## TASK INSTRUCTIONS:
Using the data below, copy each line that includes the word "defecation".

=-=-=-=-=

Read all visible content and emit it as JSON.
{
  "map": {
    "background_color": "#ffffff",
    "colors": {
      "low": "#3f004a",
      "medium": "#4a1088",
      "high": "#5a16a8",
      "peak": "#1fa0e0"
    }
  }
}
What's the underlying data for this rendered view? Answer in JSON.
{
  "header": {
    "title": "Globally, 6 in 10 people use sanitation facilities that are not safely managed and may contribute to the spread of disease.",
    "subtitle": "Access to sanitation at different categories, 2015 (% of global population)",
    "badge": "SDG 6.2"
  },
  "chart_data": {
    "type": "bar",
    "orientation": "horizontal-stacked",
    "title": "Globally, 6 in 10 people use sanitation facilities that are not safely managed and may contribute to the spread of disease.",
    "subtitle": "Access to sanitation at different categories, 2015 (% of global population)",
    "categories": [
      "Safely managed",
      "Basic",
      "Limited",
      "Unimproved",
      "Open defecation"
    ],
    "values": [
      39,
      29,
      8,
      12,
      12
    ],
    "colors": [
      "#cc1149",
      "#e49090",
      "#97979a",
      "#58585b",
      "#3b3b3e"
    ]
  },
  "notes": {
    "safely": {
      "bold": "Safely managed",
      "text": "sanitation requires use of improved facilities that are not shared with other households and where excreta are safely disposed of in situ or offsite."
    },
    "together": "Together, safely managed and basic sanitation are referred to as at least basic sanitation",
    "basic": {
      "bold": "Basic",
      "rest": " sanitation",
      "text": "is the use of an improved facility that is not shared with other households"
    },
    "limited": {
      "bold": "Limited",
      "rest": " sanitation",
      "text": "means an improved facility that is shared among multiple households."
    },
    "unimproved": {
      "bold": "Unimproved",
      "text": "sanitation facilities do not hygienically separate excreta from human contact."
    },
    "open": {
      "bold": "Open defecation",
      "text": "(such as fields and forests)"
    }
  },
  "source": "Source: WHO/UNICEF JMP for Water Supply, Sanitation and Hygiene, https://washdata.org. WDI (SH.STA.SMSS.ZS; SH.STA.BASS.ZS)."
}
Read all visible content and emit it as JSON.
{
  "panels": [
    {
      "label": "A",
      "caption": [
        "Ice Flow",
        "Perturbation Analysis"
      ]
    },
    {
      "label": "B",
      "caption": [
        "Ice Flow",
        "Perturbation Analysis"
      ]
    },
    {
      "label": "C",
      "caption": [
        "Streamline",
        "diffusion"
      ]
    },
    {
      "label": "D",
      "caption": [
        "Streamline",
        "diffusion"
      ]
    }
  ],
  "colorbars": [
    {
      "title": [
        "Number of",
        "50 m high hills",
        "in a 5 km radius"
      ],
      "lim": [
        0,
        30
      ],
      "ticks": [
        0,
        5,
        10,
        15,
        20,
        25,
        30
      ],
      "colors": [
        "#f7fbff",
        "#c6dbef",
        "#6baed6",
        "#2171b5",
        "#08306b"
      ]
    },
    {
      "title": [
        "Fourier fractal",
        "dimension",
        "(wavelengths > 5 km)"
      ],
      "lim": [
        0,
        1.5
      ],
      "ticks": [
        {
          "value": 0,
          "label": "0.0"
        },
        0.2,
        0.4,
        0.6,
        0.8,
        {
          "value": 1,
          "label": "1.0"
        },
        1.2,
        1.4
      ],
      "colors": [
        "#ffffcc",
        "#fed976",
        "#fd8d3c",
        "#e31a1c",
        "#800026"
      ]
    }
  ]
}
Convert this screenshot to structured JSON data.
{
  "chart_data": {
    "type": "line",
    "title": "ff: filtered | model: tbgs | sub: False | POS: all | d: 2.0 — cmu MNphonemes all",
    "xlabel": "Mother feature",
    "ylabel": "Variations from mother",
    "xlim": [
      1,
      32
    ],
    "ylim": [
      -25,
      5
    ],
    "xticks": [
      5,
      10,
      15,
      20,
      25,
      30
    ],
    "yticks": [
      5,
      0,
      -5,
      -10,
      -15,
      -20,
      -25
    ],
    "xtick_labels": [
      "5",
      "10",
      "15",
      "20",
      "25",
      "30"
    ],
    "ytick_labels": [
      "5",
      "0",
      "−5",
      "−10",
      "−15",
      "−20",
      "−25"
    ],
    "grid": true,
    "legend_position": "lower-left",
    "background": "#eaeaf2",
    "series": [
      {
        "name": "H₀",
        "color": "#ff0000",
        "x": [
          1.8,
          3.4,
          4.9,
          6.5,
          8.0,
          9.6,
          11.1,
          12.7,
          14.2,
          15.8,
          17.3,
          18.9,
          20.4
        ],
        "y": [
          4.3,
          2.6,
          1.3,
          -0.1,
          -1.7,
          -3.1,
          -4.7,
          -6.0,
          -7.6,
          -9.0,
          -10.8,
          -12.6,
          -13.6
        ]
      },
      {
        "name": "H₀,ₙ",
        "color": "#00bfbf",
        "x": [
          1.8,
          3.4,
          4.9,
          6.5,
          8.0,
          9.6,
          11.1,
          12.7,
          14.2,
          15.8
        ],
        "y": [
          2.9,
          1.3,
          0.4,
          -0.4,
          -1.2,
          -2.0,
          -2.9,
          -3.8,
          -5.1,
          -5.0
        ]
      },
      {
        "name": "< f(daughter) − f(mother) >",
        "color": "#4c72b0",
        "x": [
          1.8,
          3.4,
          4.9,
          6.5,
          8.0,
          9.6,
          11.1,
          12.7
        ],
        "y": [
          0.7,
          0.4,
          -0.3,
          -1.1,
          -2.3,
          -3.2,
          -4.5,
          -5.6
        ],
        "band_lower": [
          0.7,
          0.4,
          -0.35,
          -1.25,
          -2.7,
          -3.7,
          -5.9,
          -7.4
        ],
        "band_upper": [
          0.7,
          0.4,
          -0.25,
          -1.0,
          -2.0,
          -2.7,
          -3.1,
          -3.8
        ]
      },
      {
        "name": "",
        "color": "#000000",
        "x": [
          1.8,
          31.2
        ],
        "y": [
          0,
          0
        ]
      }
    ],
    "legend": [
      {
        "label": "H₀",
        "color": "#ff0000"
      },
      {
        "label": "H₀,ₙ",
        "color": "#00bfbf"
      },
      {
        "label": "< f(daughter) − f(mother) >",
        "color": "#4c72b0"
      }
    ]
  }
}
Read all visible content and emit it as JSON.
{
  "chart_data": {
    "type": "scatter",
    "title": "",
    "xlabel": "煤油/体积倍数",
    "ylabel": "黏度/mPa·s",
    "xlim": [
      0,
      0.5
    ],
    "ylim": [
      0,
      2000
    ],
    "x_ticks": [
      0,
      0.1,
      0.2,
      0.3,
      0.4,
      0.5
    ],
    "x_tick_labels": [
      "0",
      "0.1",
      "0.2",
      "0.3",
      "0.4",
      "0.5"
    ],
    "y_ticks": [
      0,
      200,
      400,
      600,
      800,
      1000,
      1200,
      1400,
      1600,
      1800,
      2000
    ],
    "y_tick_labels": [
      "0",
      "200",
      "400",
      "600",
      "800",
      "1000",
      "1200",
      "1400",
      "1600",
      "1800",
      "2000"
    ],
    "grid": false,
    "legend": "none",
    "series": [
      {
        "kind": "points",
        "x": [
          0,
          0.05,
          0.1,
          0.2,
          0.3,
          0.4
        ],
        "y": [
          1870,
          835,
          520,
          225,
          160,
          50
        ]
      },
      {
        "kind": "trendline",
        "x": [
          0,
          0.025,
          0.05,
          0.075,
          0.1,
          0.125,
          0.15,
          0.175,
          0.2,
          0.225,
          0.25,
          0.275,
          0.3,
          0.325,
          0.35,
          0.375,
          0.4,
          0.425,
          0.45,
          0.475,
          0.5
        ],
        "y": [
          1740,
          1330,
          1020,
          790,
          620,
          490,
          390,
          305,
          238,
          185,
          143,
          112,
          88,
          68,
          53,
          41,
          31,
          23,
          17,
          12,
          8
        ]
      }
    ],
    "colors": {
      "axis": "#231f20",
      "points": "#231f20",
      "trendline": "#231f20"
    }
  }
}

=-=-=-=-=

## ANSWER FOR THE TASK:
      "Open defecation"
      "bold": "Open defecation",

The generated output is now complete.